# JOB
Give every line again exactly as it appears, please, but not the pictures.

# RECORDS SUPPLIED
= = = = =

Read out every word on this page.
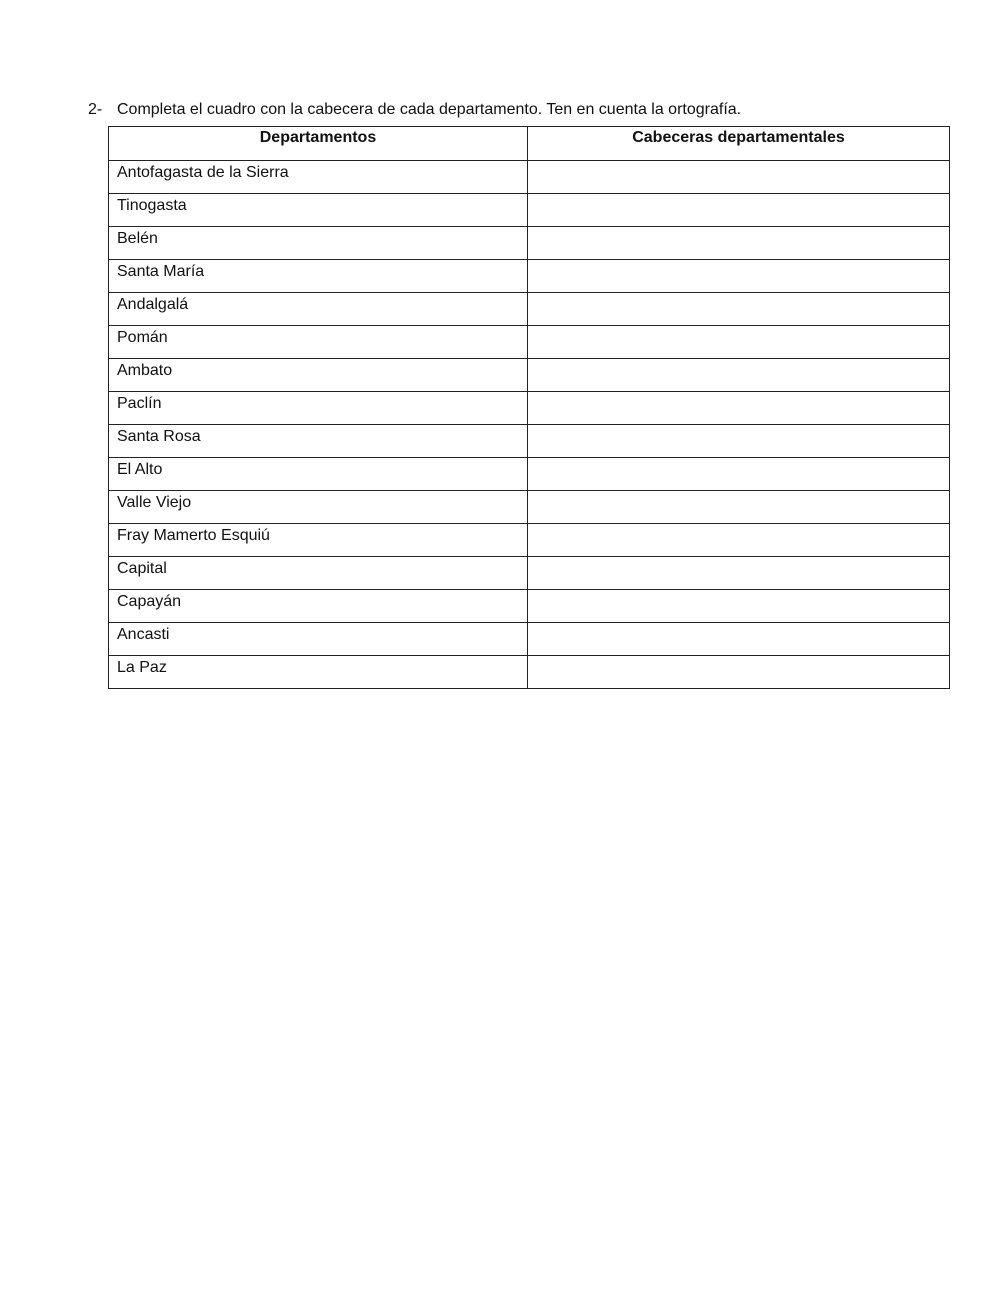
2- Completa el cuadro con la cabecera de cada departamento. Ten en cuenta la ortografía.
Departamentos	Cabeceras departamentales
Antofagasta de la Sierra	
Tinogasta	
Belén	
Santa María	
Andalgalá	
Pomán	
Ambato	
Paclín	
Santa Rosa	
El Alto	
Valle Viejo	
Fray Mamerto Esquiú	
Capital	
Capayán	
Ancasti	
La Paz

= = = = =

# SOLUTION FOR THIS PROBLEM
Read out every word on this page.
2- Completa el cuadro con la cabecera de cada departamento. Ten en cuenta la ortografía.
Departamentos	Cabeceras departamentales
Antofagasta de la Sierra	
Tinogasta	
Belén	
Santa María	
Andalgalá	
Pomán	
Ambato	
Paclín	
Santa Rosa	
El Alto	
Valle Viejo	
Fray Mamerto Esquiú	
Capital	
Capayán	
Ancasti	
La Paz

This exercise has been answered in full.